### STATED TASK
Answer with one number only: the number of lines that contain "suffix".

### DATASET RECORDS
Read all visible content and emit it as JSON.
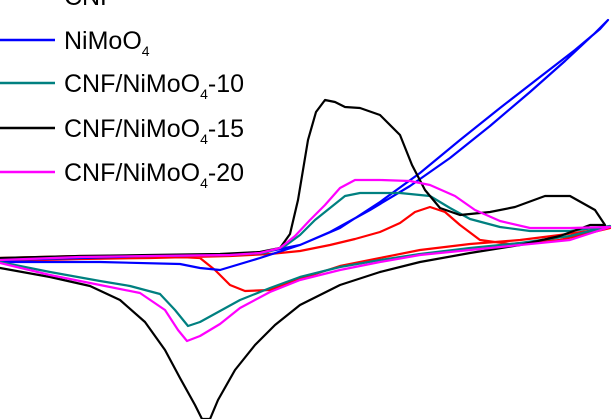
{
  "chart_data": {
    "type": "line",
    "title": "",
    "xlabel": "",
    "ylabel": "",
    "grid": false,
    "legend_position": "top-left",
    "xlim": [
      0,
      612
    ],
    "ylim": [
      -419,
      0
    ],
    "series": [
      {
        "name": "CNF",
        "legend": {
          "prefix": "CNF",
          "sub": "",
          "suffix": ""
        },
        "color": "#ff0000",
        "points": [
          [
            0,
            -258
          ],
          [
            80,
            -256
          ],
          [
            160,
            -256
          ],
          [
            200,
            -258
          ],
          [
            215,
            -270
          ],
          [
            230,
            -285
          ],
          [
            245,
            -291
          ],
          [
            270,
            -290
          ],
          [
            300,
            -279
          ],
          [
            340,
            -266
          ],
          [
            380,
            -258
          ],
          [
            420,
            -250
          ],
          [
            470,
            -244
          ],
          [
            520,
            -240
          ],
          [
            560,
            -235
          ],
          [
            610,
            -228
          ],
          [
            560,
            -240
          ],
          [
            510,
            -244
          ],
          [
            480,
            -240
          ],
          [
            460,
            -225
          ],
          [
            445,
            -212
          ],
          [
            430,
            -207
          ],
          [
            415,
            -212
          ],
          [
            400,
            -223
          ],
          [
            380,
            -232
          ],
          [
            355,
            -239
          ],
          [
            330,
            -245
          ],
          [
            300,
            -251
          ],
          [
            270,
            -254
          ],
          [
            230,
            -256
          ],
          [
            150,
            -258
          ],
          [
            80,
            -259
          ],
          [
            0,
            -261
          ]
        ]
      },
      {
        "name": "NiMoO4",
        "legend": {
          "prefix": "NiMoO",
          "sub": "4",
          "suffix": ""
        },
        "color": "#0000ff",
        "points": [
          [
            0,
            -262
          ],
          [
            100,
            -262
          ],
          [
            180,
            -264
          ],
          [
            200,
            -268
          ],
          [
            220,
            -270
          ],
          [
            260,
            -258
          ],
          [
            300,
            -245
          ],
          [
            340,
            -228
          ],
          [
            380,
            -202
          ],
          [
            420,
            -173
          ],
          [
            460,
            -140
          ],
          [
            500,
            -108
          ],
          [
            540,
            -77
          ],
          [
            575,
            -50
          ],
          [
            600,
            -29
          ],
          [
            608,
            -20
          ],
          [
            595,
            -33
          ],
          [
            565,
            -61
          ],
          [
            530,
            -92
          ],
          [
            490,
            -126
          ],
          [
            450,
            -158
          ],
          [
            410,
            -186
          ],
          [
            370,
            -210
          ],
          [
            330,
            -232
          ],
          [
            300,
            -245
          ],
          [
            260,
            -253
          ],
          [
            220,
            -255
          ],
          [
            150,
            -256
          ],
          [
            80,
            -258
          ],
          [
            0,
            -260
          ]
        ]
      },
      {
        "name": "CNF/NiMoO4-10",
        "legend": {
          "prefix": "CNF/NiMoO",
          "sub": "4",
          "suffix": "-10"
        },
        "color": "#008080",
        "points": [
          [
            0,
            -262
          ],
          [
            50,
            -272
          ],
          [
            100,
            -281
          ],
          [
            130,
            -286
          ],
          [
            160,
            -294
          ],
          [
            175,
            -310
          ],
          [
            188,
            -326
          ],
          [
            200,
            -322
          ],
          [
            220,
            -311
          ],
          [
            240,
            -300
          ],
          [
            270,
            -288
          ],
          [
            300,
            -277
          ],
          [
            340,
            -267
          ],
          [
            380,
            -260
          ],
          [
            420,
            -254
          ],
          [
            470,
            -248
          ],
          [
            520,
            -243
          ],
          [
            570,
            -236
          ],
          [
            610,
            -226
          ],
          [
            570,
            -231
          ],
          [
            530,
            -231
          ],
          [
            500,
            -227
          ],
          [
            470,
            -219
          ],
          [
            450,
            -208
          ],
          [
            430,
            -196
          ],
          [
            400,
            -193
          ],
          [
            360,
            -193
          ],
          [
            345,
            -196
          ],
          [
            330,
            -208
          ],
          [
            315,
            -220
          ],
          [
            300,
            -235
          ],
          [
            285,
            -246
          ],
          [
            265,
            -253
          ],
          [
            230,
            -255
          ],
          [
            150,
            -256
          ],
          [
            80,
            -257
          ],
          [
            0,
            -260
          ]
        ]
      },
      {
        "name": "CNF/NiMoO4-15",
        "legend": {
          "prefix": "CNF/NiMoO",
          "sub": "4",
          "suffix": "-15"
        },
        "color": "#000000",
        "points": [
          [
            0,
            -268
          ],
          [
            50,
            -277
          ],
          [
            90,
            -286
          ],
          [
            120,
            -300
          ],
          [
            145,
            -322
          ],
          [
            165,
            -350
          ],
          [
            180,
            -378
          ],
          [
            195,
            -405
          ],
          [
            202,
            -419
          ],
          [
            210,
            -419
          ],
          [
            218,
            -400
          ],
          [
            235,
            -370
          ],
          [
            255,
            -345
          ],
          [
            275,
            -325
          ],
          [
            300,
            -305
          ],
          [
            340,
            -285
          ],
          [
            380,
            -272
          ],
          [
            420,
            -262
          ],
          [
            470,
            -253
          ],
          [
            520,
            -245
          ],
          [
            560,
            -236
          ],
          [
            590,
            -225
          ],
          [
            605,
            -225
          ],
          [
            595,
            -210
          ],
          [
            570,
            -196
          ],
          [
            545,
            -196
          ],
          [
            515,
            -207
          ],
          [
            490,
            -212
          ],
          [
            460,
            -215
          ],
          [
            440,
            -208
          ],
          [
            425,
            -190
          ],
          [
            412,
            -165
          ],
          [
            400,
            -135
          ],
          [
            380,
            -115
          ],
          [
            360,
            -108
          ],
          [
            345,
            -107
          ],
          [
            335,
            -102
          ],
          [
            325,
            -100
          ],
          [
            316,
            -112
          ],
          [
            308,
            -140
          ],
          [
            298,
            -200
          ],
          [
            290,
            -234
          ],
          [
            280,
            -248
          ],
          [
            260,
            -252
          ],
          [
            220,
            -254
          ],
          [
            150,
            -255
          ],
          [
            80,
            -256
          ],
          [
            0,
            -258
          ]
        ]
      },
      {
        "name": "CNF/NiMoO4-20",
        "legend": {
          "prefix": "CNF/NiMoO",
          "sub": "4",
          "suffix": "-20"
        },
        "color": "#ff00ff",
        "points": [
          [
            0,
            -263
          ],
          [
            50,
            -275
          ],
          [
            100,
            -285
          ],
          [
            140,
            -293
          ],
          [
            165,
            -310
          ],
          [
            178,
            -330
          ],
          [
            187,
            -341
          ],
          [
            200,
            -336
          ],
          [
            220,
            -324
          ],
          [
            240,
            -308
          ],
          [
            270,
            -292
          ],
          [
            300,
            -280
          ],
          [
            340,
            -270
          ],
          [
            380,
            -262
          ],
          [
            420,
            -255
          ],
          [
            470,
            -250
          ],
          [
            520,
            -245
          ],
          [
            570,
            -240
          ],
          [
            610,
            -227
          ],
          [
            570,
            -228
          ],
          [
            530,
            -228
          ],
          [
            500,
            -221
          ],
          [
            475,
            -210
          ],
          [
            455,
            -196
          ],
          [
            430,
            -185
          ],
          [
            410,
            -181
          ],
          [
            380,
            -180
          ],
          [
            355,
            -180
          ],
          [
            340,
            -188
          ],
          [
            325,
            -205
          ],
          [
            310,
            -220
          ],
          [
            295,
            -236
          ],
          [
            280,
            -248
          ],
          [
            260,
            -253
          ],
          [
            230,
            -255
          ],
          [
            150,
            -256
          ],
          [
            80,
            -257
          ],
          [
            0,
            -260
          ]
        ]
      }
    ]
  }
}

### SOLVED EXERCISE
5